— START Given records —

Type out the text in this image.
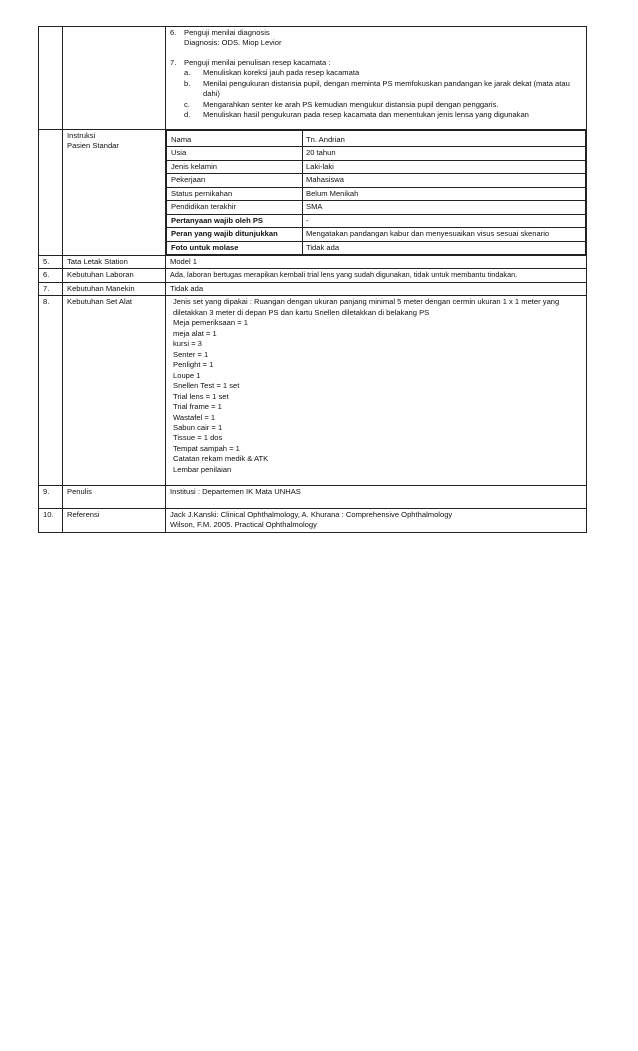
6.	Penguji menilai diagnosis
Diagnosis: ODS. Miop Levior
7.	Penguji menilai penulisan resep kacamata :
a.	Menuliskan koreksi jauh pada resep kacamata
b.	Menilai pengukuran distansia pupil, dengan meminta PS memfokuskan pandangan ke jarak dekat (mata atau dahi)
c.	Mengarahkan senter ke arah PS kemudian mengukur distansia pupil dengan penggaris.
d.	Menuliskan hasil pengukuran pada resep kacamata dan menentukan jenis lensa yang digunakan

Instruksi
Pasien Standar

Nama	Tn. Andrian
Usia	20 tahun
Jenis kelamin	Laki-laki
Pekerjaan	Mahasiswa
Status pernikahan	Belum Menikah
Pendidikan terakhir	SMA
Pertanyaan wajib oleh PS	-
Peran yang wajib ditunjukkan	Mengatakan pandangan kabur dan menyesuaikan visus sesuai skenario
Foto untuk molase	Tidak ada

5.	Tata Letak Station	Model 1
6.	Kebutuhan Laboran	Ada, laboran bertugas merapikan kembali trial lens yang sudah digunakan, tidak untuk membantu tindakan.
7.	Kebutuhan Manekin	Tidak ada
8.	Kebutuhan Set Alat	Jenis set yang dipakai : Ruangan dengan ukuran panjang minimal 5 meter dengan cermin ukuran 1 x 1 meter yang diletakkan 3 meter di depan PS dan kartu Snellen diletakkan di belakang PS
Meja pemeriksaan = 1
meja alat = 1
kursi = 3
Senter = 1
Penlight = 1
Loupe 1
Snellen Test = 1 set
Trial lens = 1 set
Trial frame = 1
Wastafel = 1
Sabun cair = 1
Tissue = 1 dos
Tempat sampah = 1
Catatan rekam medik & ATK
Lembar penilaian

9.	Penulis	Institusi : Departemen IK Mata UNHAS
10.	Referensi	Jack J.Kanski: Clinical Ophthalmology, A. Khurana : Comprehensive Ophthalmology
Wilson, F.M. 2005. Practical Ophthalmology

— END Given records —

● Task statement: Restate the whole listing above exactly, except for its images.

● The reply:
Type out the text in this image.
6.	Penguji menilai diagnosis
Diagnosis: ODS. Miop Levior
7.	Penguji menilai penulisan resep kacamata :
a.	Menuliskan koreksi jauh pada resep kacamata
b.	Menilai pengukuran distansia pupil, dengan meminta PS memfokuskan pandangan ke jarak dekat (mata atau dahi)
c.	Mengarahkan senter ke arah PS kemudian mengukur distansia pupil dengan penggaris.
d.	Menuliskan hasil pengukuran pada resep kacamata dan menentukan jenis lensa yang digunakan

Instruksi
Pasien Standar

Nama	Tn. Andrian
Usia	20 tahun
Jenis kelamin	Laki-laki
Pekerjaan	Mahasiswa
Status pernikahan	Belum Menikah
Pendidikan terakhir	SMA
Pertanyaan wajib oleh PS	-
Peran yang wajib ditunjukkan	Mengatakan pandangan kabur dan menyesuaikan visus sesuai skenario
Foto untuk molase	Tidak ada

5.	Tata Letak Station	Model 1
6.	Kebutuhan Laboran	Ada, laboran bertugas merapikan kembali trial lens yang sudah digunakan, tidak untuk membantu tindakan.
7.	Kebutuhan Manekin	Tidak ada
8.	Kebutuhan Set Alat	Jenis set yang dipakai : Ruangan dengan ukuran panjang minimal 5 meter dengan cermin ukuran 1 x 1 meter yang diletakkan 3 meter di depan PS dan kartu Snellen diletakkan di belakang PS
Meja pemeriksaan = 1
meja alat = 1
kursi = 3
Senter = 1
Penlight = 1
Loupe 1
Snellen Test = 1 set
Trial lens = 1 set
Trial frame = 1
Wastafel = 1
Sabun cair = 1
Tissue = 1 dos
Tempat sampah = 1
Catatan rekam medik & ATK
Lembar penilaian

9.	Penulis	Institusi : Departemen IK Mata UNHAS
10.	Referensi	Jack J.Kanski: Clinical Ophthalmology, A. Khurana : Comprehensive Ophthalmology
Wilson, F.M. 2005. Practical Ophthalmology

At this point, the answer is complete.